Can you write out all the lines word for word, with no pictures?

Stored items
⟨
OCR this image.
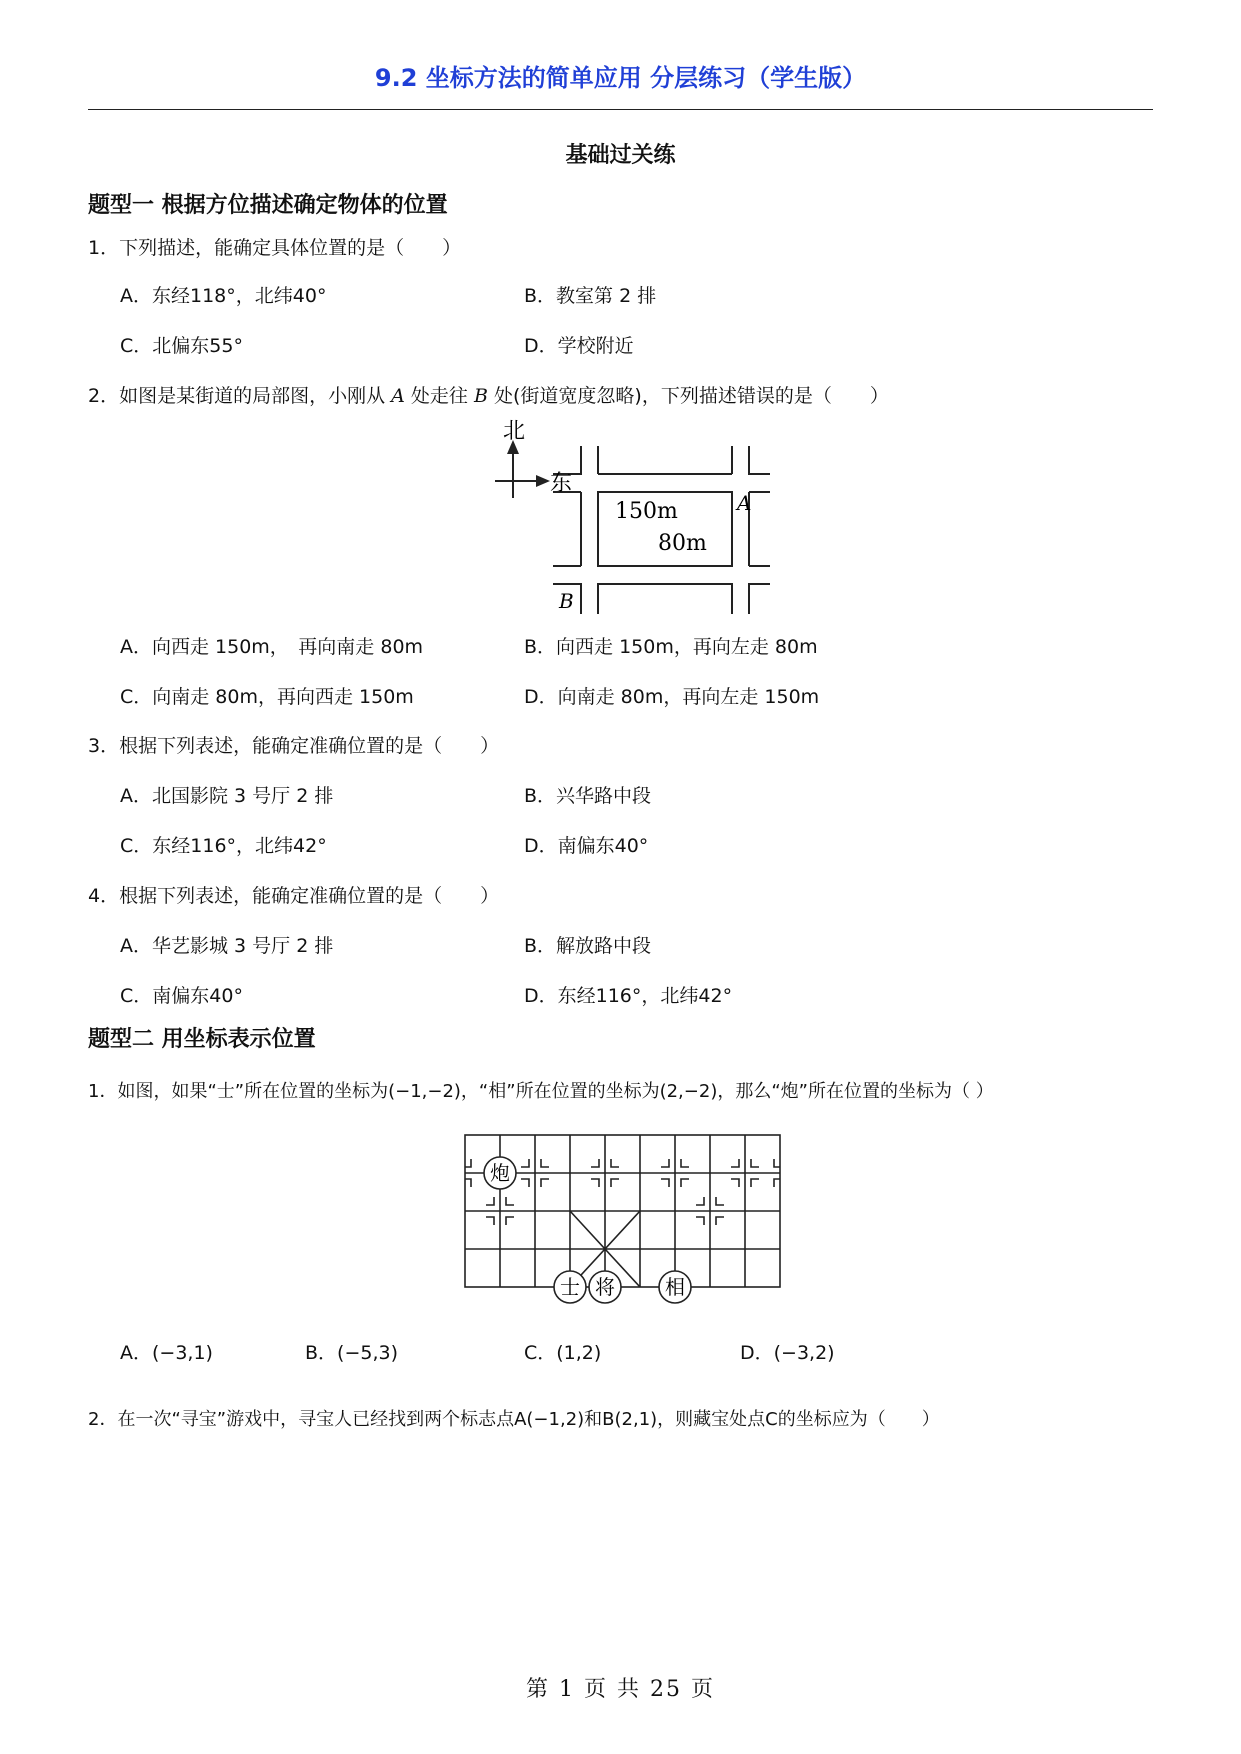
9.2 坐标方法的简单应用 分层练习（学生版）
基础过关练
题型一 根据方位描述确定物体的位置
1．下列描述，能确定具体位置的是（　　）
A．东经118°，北纬40°	B．教室第 2 排
C．北偏东55°	D．学校附近
2．如图是某街道的局部图，小刚从 A 处走往 B 处(街道宽度忽略)，下列描述错误的是（　　）
北
东
150m
80m
A
B
A．向西走 150m，　再向南走 80m	B．向西走 150m，再向左走 80m
C．向南走 80m，再向西走 150m	D．向南走 80m，再向左走 150m
3．根据下列表述，能确定准确位置的是（　　）
A．北国影院 3 号厅 2 排	B．兴华路中段
C．东经116°，北纬42°	D．南偏东40°
4．根据下列表述，能确定准确位置的是（　　）
A．华艺影城 3 号厅 2 排	B．解放路中段
C．南偏东40°	D．东经116°，北纬42°
题型二 用坐标表示位置
1．如图，如果“士”所在位置的坐标为(−1,−2)，“相”所在位置的坐标为(2,−2)，那么“炮”所在位置的坐标为（ ）
炮
士 将	相
A．(−3,1)	B．(−5,3)	C．(1,2)	D．(−3,2)
2．在一次“寻宝”游戏中，寻宝人已经找到两个标志点A(−1,2)和B(2,1)，则藏宝处点C的坐标应为（　　）
第 1 页 共 25 页
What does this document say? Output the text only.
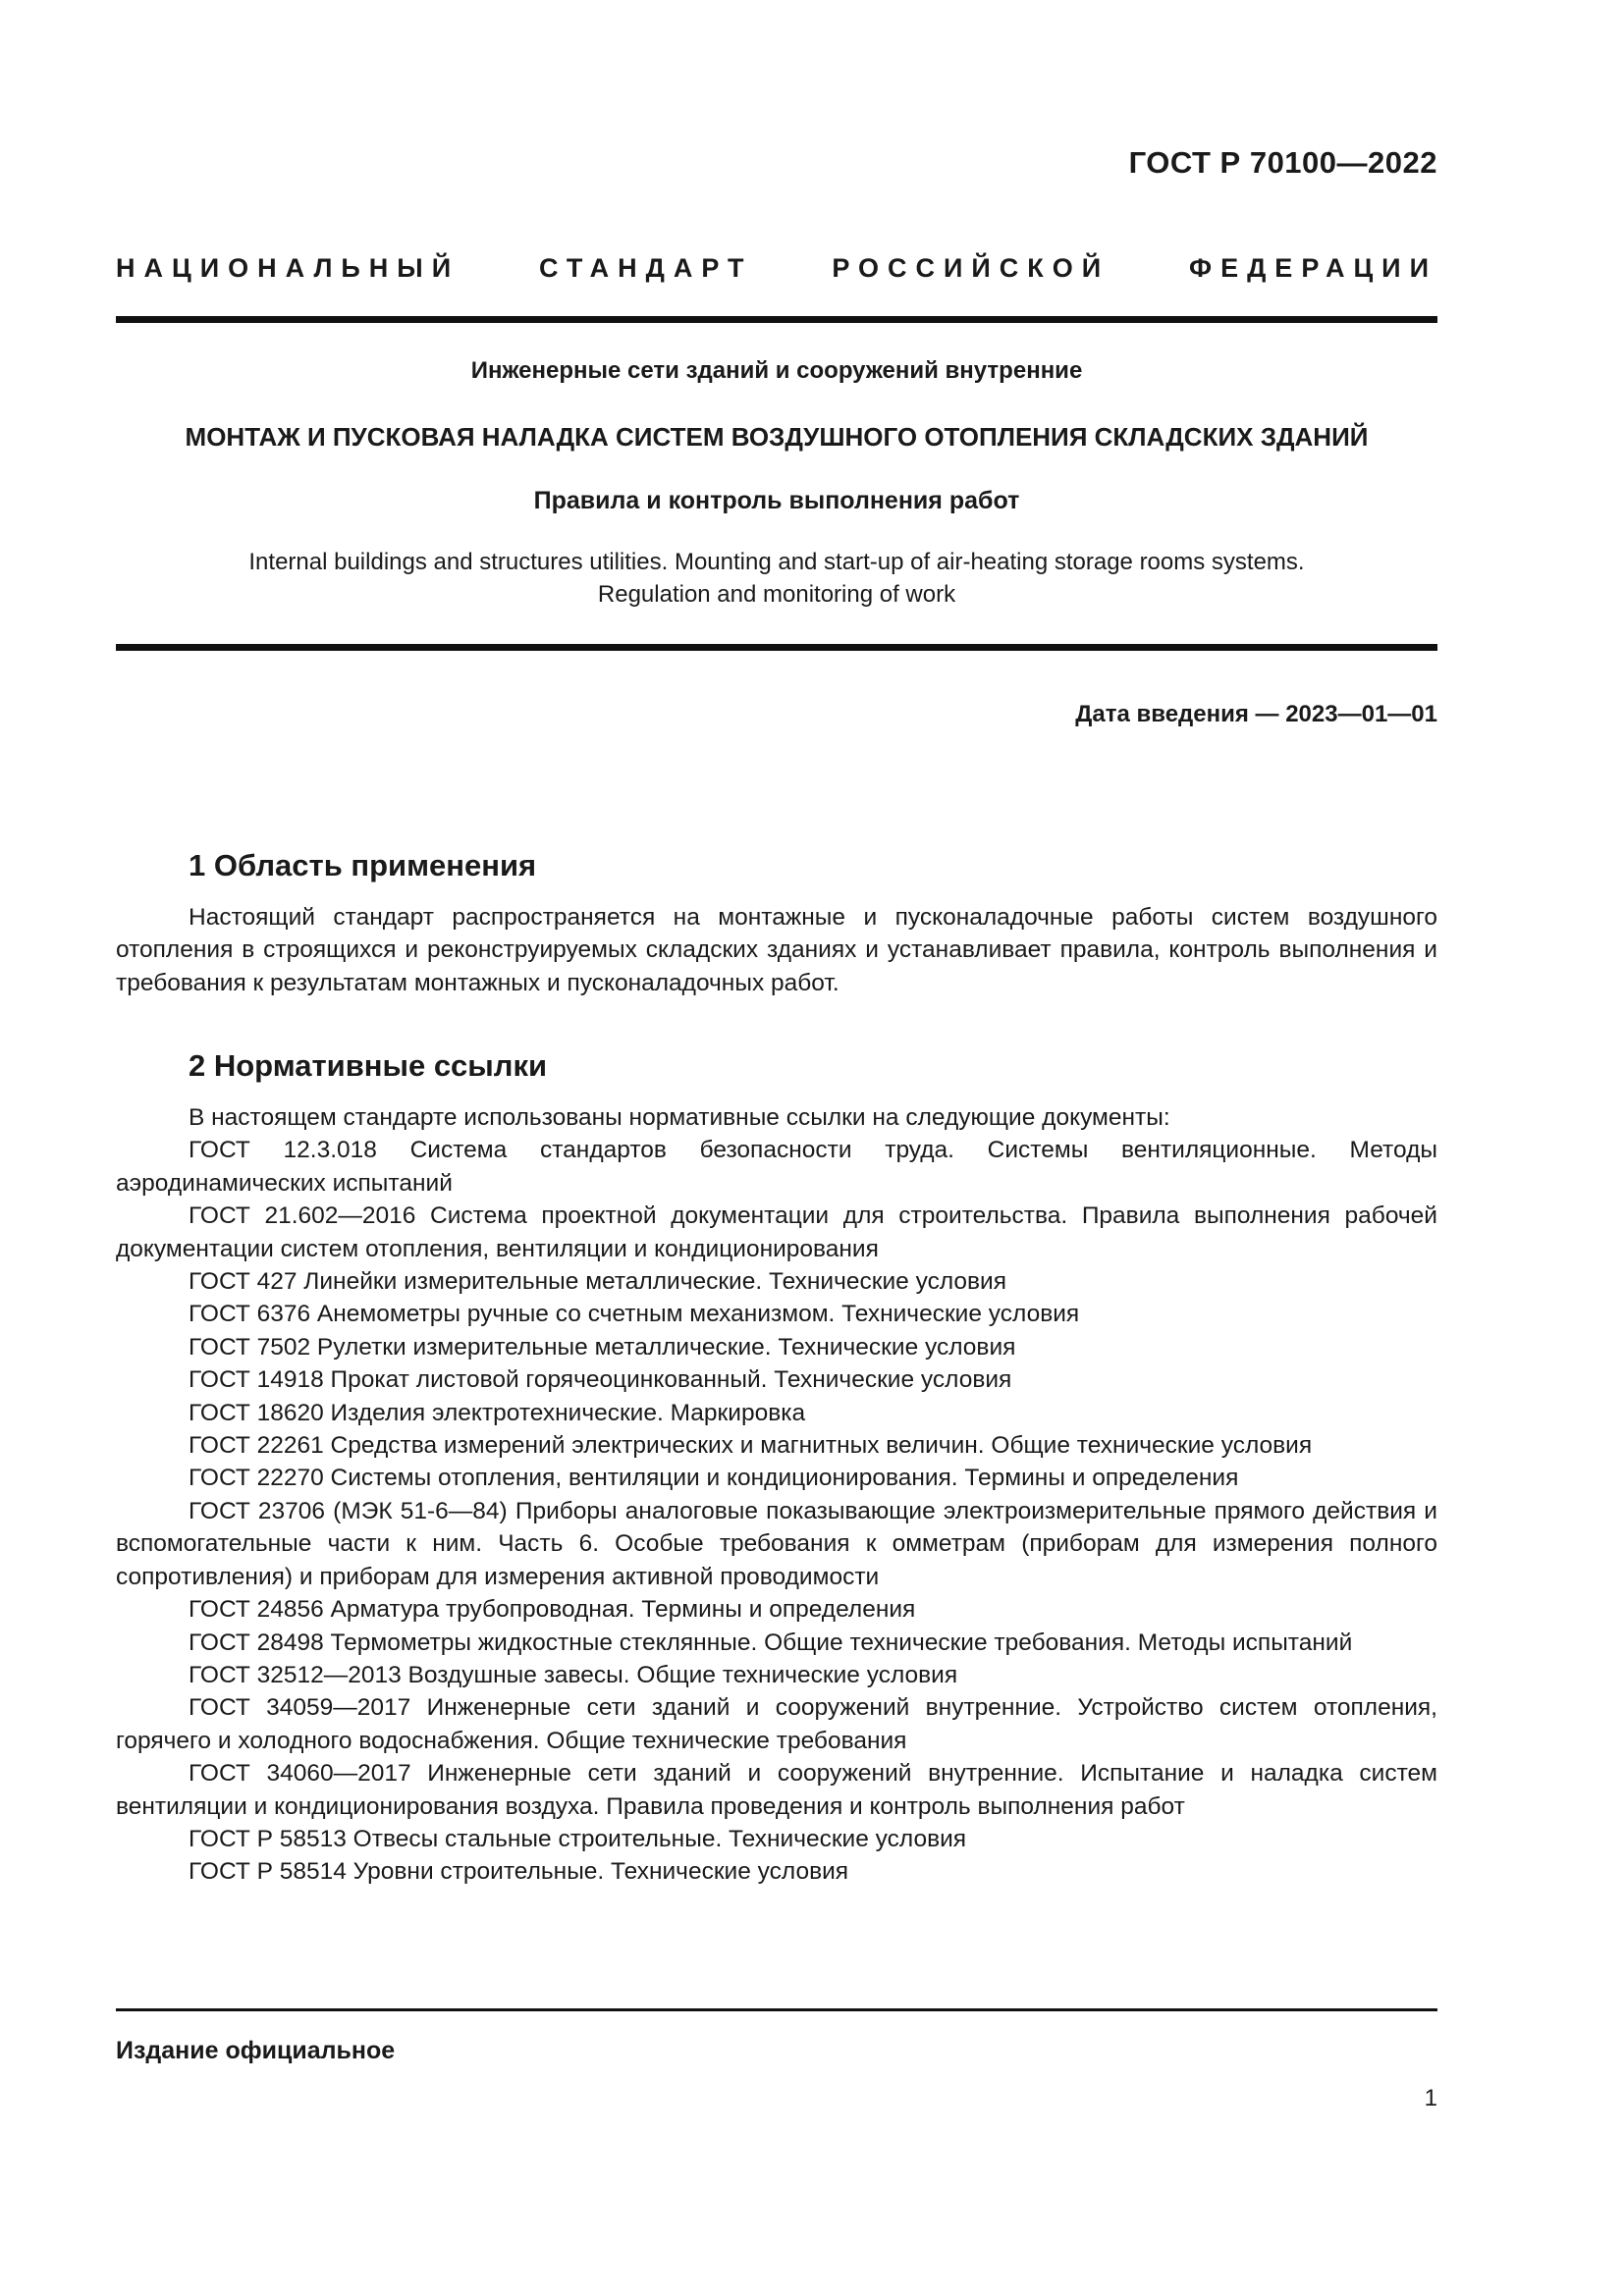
ГОСТ Р 70100—2022
НАЦИОНАЛЬНЫЙ СТАНДАРТ РОССИЙСКОЙ ФЕДЕРАЦИИ
Инженерные сети зданий и сооружений внутренние
МОНТАЖ И ПУСКОВАЯ НАЛАДКА СИСТЕМ ВОЗДУШНОГО ОТОПЛЕНИЯ СКЛАДСКИХ ЗДАНИЙ
Правила и контроль выполнения работ
Internal buildings and structures utilities. Mounting and start-up of air-heating storage rooms systems.
Regulation and monitoring of work
Дата введения — 2023—01—01
1 Область применения

Настоящий стандарт распространяется на монтажные и пусконаладочные работы систем воздушного отопления в строящихся и реконструируемых складских зданиях и устанавливает правила, контроль выполнения и требования к результатам монтажных и пусконаладочных работ.

2 Нормативные ссылки

В настоящем стандарте использованы нормативные ссылки на следующие документы:

ГОСТ 12.3.018 Система стандартов безопасности труда. Системы вентиляционные. Методы аэродинамических испытаний

ГОСТ 21.602—2016 Система проектной документации для строительства. Правила выполнения рабочей документации систем отопления, вентиляции и кондиционирования

ГОСТ 427 Линейки измерительные металлические. Технические условия

ГОСТ 6376 Анемометры ручные со счетным механизмом. Технические условия

ГОСТ 7502 Рулетки измерительные металлические. Технические условия

ГОСТ 14918 Прокат листовой горячеоцинкованный. Технические условия

ГОСТ 18620 Изделия электротехнические. Маркировка

ГОСТ 22261 Средства измерений электрических и магнитных величин. Общие технические условия

ГОСТ 22270 Системы отопления, вентиляции и кондиционирования. Термины и определения

ГОСТ 23706 (МЭК 51-6—84) Приборы аналоговые показывающие электроизмерительные прямого действия и вспомогательные части к ним. Часть 6. Особые требования к омметрам (приборам для измерения полного сопротивления) и приборам для измерения активной проводимости

ГОСТ 24856 Арматура трубопроводная. Термины и определения

ГОСТ 28498 Термометры жидкостные стеклянные. Общие технические требования. Методы испытаний

ГОСТ 32512—2013 Воздушные завесы. Общие технические условия

ГОСТ 34059—2017 Инженерные сети зданий и сооружений внутренние. Устройство систем отопления, горячего и холодного водоснабжения. Общие технические требования

ГОСТ 34060—2017 Инженерные сети зданий и сооружений внутренние. Испытание и наладка систем вентиляции и кондиционирования воздуха. Правила проведения и контроль выполнения работ

ГОСТ Р 58513 Отвесы стальные строительные. Технические условия

ГОСТ Р 58514 Уровни строительные. Технические условия

Издание официальное
1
⟩
| WRITTEN RESPONSE |
OCR this image.
9.2 坐标方法的简单应用 分层练习（学生版）
基础过关练
题型一 根据方位描述确定物体的位置
1．下列描述，能确定具体位置的是（　　）
A．东经118°，北纬40°	B．教室第 2 排
C．北偏东55°	D．学校附近
2．如图是某街道的局部图，小刚从 A 处走往 B 处(街道宽度忽略)，下列描述错误的是（　　）
北
东
150m
80m
A
B
A．向西走 150m，　再向南走 80m	B．向西走 150m，再向左走 80m
C．向南走 80m，再向西走 150m	D．向南走 80m，再向左走 150m
3．根据下列表述，能确定准确位置的是（　　）
A．北国影院 3 号厅 2 排	B．兴华路中段
C．东经116°，北纬42°	D．南偏东40°
4．根据下列表述，能确定准确位置的是（　　）
A．华艺影城 3 号厅 2 排	B．解放路中段
C．南偏东40°	D．东经116°，北纬42°
题型二 用坐标表示位置
1．如图，如果“士”所在位置的坐标为(−1,−2)，“相”所在位置的坐标为(2,−2)，那么“炮”所在位置的坐标为（ ）
炮
士 将	相
A．(−3,1)	B．(−5,3)	C．(1,2)	D．(−3,2)
2．在一次“寻宝”游戏中，寻宝人已经找到两个标志点A(−1,2)和B(2,1)，则藏宝处点C的坐标应为（　　）
第 1 页 共 25 页
What does this document say? Output the text only.
ГОСТ Р 70100—2022
НАЦИОНАЛЬНЫЙ СТАНДАРТ РОССИЙСКОЙ ФЕДЕРАЦИИ
Инженерные сети зданий и сооружений внутренние
МОНТАЖ И ПУСКОВАЯ НАЛАДКА СИСТЕМ ВОЗДУШНОГО ОТОПЛЕНИЯ СКЛАДСКИХ ЗДАНИЙ
Правила и контроль выполнения работ
Internal buildings and structures utilities. Mounting and start-up of air-heating storage rooms systems.
Regulation and monitoring of work
Дата введения — 2023—01—01
1 Область применения

Настоящий стандарт распространяется на монтажные и пусконаладочные работы систем воздушного отопления в строящихся и реконструируемых складских зданиях и устанавливает правила, контроль выполнения и требования к результатам монтажных и пусконаладочных работ.

2 Нормативные ссылки

В настоящем стандарте использованы нормативные ссылки на следующие документы:

ГОСТ 12.3.018 Система стандартов безопасности труда. Системы вентиляционные. Методы аэродинамических испытаний

ГОСТ 21.602—2016 Система проектной документации для строительства. Правила выполнения рабочей документации систем отопления, вентиляции и кондиционирования

ГОСТ 427 Линейки измерительные металлические. Технические условия

ГОСТ 6376 Анемометры ручные со счетным механизмом. Технические условия

ГОСТ 7502 Рулетки измерительные металлические. Технические условия

ГОСТ 14918 Прокат листовой горячеоцинкованный. Технические условия

ГОСТ 18620 Изделия электротехнические. Маркировка

ГОСТ 22261 Средства измерений электрических и магнитных величин. Общие технические условия

ГОСТ 22270 Системы отопления, вентиляции и кондиционирования. Термины и определения

ГОСТ 23706 (МЭК 51-6—84) Приборы аналоговые показывающие электроизмерительные прямого действия и вспомогательные части к ним. Часть 6. Особые требования к омметрам (приборам для измерения полного сопротивления) и приборам для измерения активной проводимости

ГОСТ 24856 Арматура трубопроводная. Термины и определения

ГОСТ 28498 Термометры жидкостные стеклянные. Общие технические требования. Методы испытаний

ГОСТ 32512—2013 Воздушные завесы. Общие технические условия

ГОСТ 34059—2017 Инженерные сети зданий и сооружений внутренние. Устройство систем отопления, горячего и холодного водоснабжения. Общие технические требования

ГОСТ 34060—2017 Инженерные сети зданий и сооружений внутренние. Испытание и наладка систем вентиляции и кондиционирования воздуха. Правила проведения и контроль выполнения работ

ГОСТ Р 58513 Отвесы стальные строительные. Технические условия

ГОСТ Р 58514 Уровни строительные. Технические условия

Издание официальное
1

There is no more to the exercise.